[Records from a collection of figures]
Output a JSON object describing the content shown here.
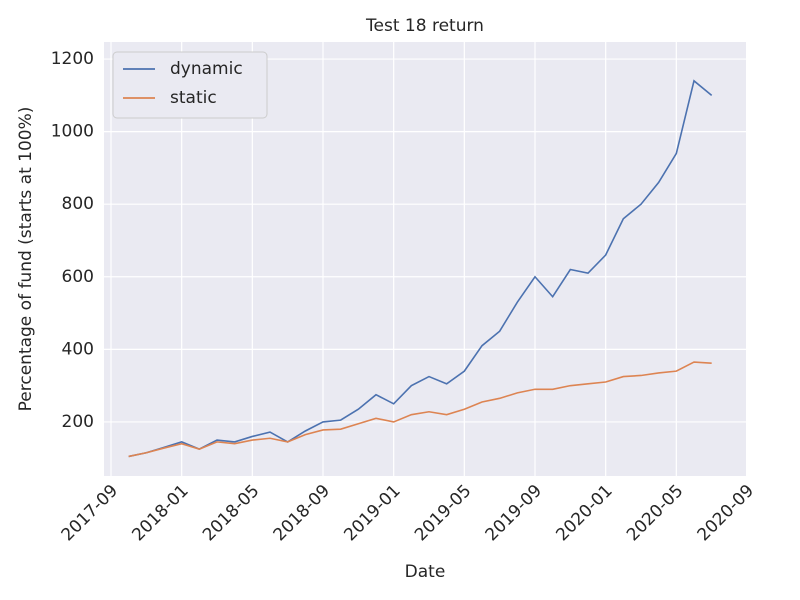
{
  "chart_data": {
    "type": "line",
    "title": "Test 18 return",
    "x_label": "Date",
    "y_label": "Percentage of fund (starts at 100%)",
    "x": [
      "2017-10",
      "2017-11",
      "2017-12",
      "2018-01",
      "2018-02",
      "2018-03",
      "2018-04",
      "2018-05",
      "2018-06",
      "2018-07",
      "2018-08",
      "2018-09",
      "2018-10",
      "2018-11",
      "2018-12",
      "2019-01",
      "2019-02",
      "2019-03",
      "2019-04",
      "2019-05",
      "2019-06",
      "2019-07",
      "2019-08",
      "2019-09",
      "2019-10",
      "2019-11",
      "2019-12",
      "2020-01",
      "2020-02",
      "2020-03",
      "2020-04",
      "2020-05",
      "2020-06",
      "2020-07"
    ],
    "series": [
      {
        "name": "dynamic",
        "color": "#4c72b0",
        "values": [
          105,
          115,
          130,
          145,
          125,
          150,
          145,
          160,
          172,
          145,
          175,
          200,
          205,
          235,
          275,
          250,
          300,
          325,
          305,
          340,
          410,
          450,
          530,
          600,
          545,
          620,
          610,
          660,
          760,
          800,
          860,
          940,
          1140,
          1100
        ]
      },
      {
        "name": "static",
        "color": "#dd8452",
        "values": [
          105,
          115,
          128,
          140,
          125,
          145,
          140,
          150,
          155,
          145,
          165,
          178,
          180,
          195,
          210,
          200,
          220,
          228,
          220,
          235,
          255,
          265,
          280,
          290,
          290,
          300,
          305,
          310,
          325,
          328,
          335,
          340,
          365,
          362
        ]
      }
    ],
    "xlim": [
      "2017-09",
      "2020-09"
    ],
    "xticks": [
      "2017-09",
      "2018-01",
      "2018-05",
      "2018-09",
      "2019-01",
      "2019-05",
      "2019-09",
      "2020-01",
      "2020-05",
      "2020-09"
    ],
    "ylim": [
      51,
      1247
    ],
    "yticks": [
      200,
      400,
      600,
      800,
      1000,
      1200
    ],
    "grid": true,
    "legend": "upper left"
  }
}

> YOUR OBJECTIVE
Copy out all the data exactly; skip the pictures.

> SOLUTION TO THIS TASK
Output a JSON object describing the content shown here.
{
  "chart_data": {
    "type": "line",
    "title": "Test 18 return",
    "x_label": "Date",
    "y_label": "Percentage of fund (starts at 100%)",
    "x": [
      "2017-10",
      "2017-11",
      "2017-12",
      "2018-01",
      "2018-02",
      "2018-03",
      "2018-04",
      "2018-05",
      "2018-06",
      "2018-07",
      "2018-08",
      "2018-09",
      "2018-10",
      "2018-11",
      "2018-12",
      "2019-01",
      "2019-02",
      "2019-03",
      "2019-04",
      "2019-05",
      "2019-06",
      "2019-07",
      "2019-08",
      "2019-09",
      "2019-10",
      "2019-11",
      "2019-12",
      "2020-01",
      "2020-02",
      "2020-03",
      "2020-04",
      "2020-05",
      "2020-06",
      "2020-07"
    ],
    "series": [
      {
        "name": "dynamic",
        "color": "#4c72b0",
        "values": [
          105,
          115,
          130,
          145,
          125,
          150,
          145,
          160,
          172,
          145,
          175,
          200,
          205,
          235,
          275,
          250,
          300,
          325,
          305,
          340,
          410,
          450,
          530,
          600,
          545,
          620,
          610,
          660,
          760,
          800,
          860,
          940,
          1140,
          1100
        ]
      },
      {
        "name": "static",
        "color": "#dd8452",
        "values": [
          105,
          115,
          128,
          140,
          125,
          145,
          140,
          150,
          155,
          145,
          165,
          178,
          180,
          195,
          210,
          200,
          220,
          228,
          220,
          235,
          255,
          265,
          280,
          290,
          290,
          300,
          305,
          310,
          325,
          328,
          335,
          340,
          365,
          362
        ]
      }
    ],
    "xlim": [
      "2017-09",
      "2020-09"
    ],
    "xticks": [
      "2017-09",
      "2018-01",
      "2018-05",
      "2018-09",
      "2019-01",
      "2019-05",
      "2019-09",
      "2020-01",
      "2020-05",
      "2020-09"
    ],
    "ylim": [
      51,
      1247
    ],
    "yticks": [
      200,
      400,
      600,
      800,
      1000,
      1200
    ],
    "grid": true,
    "legend": "upper left"
  }
}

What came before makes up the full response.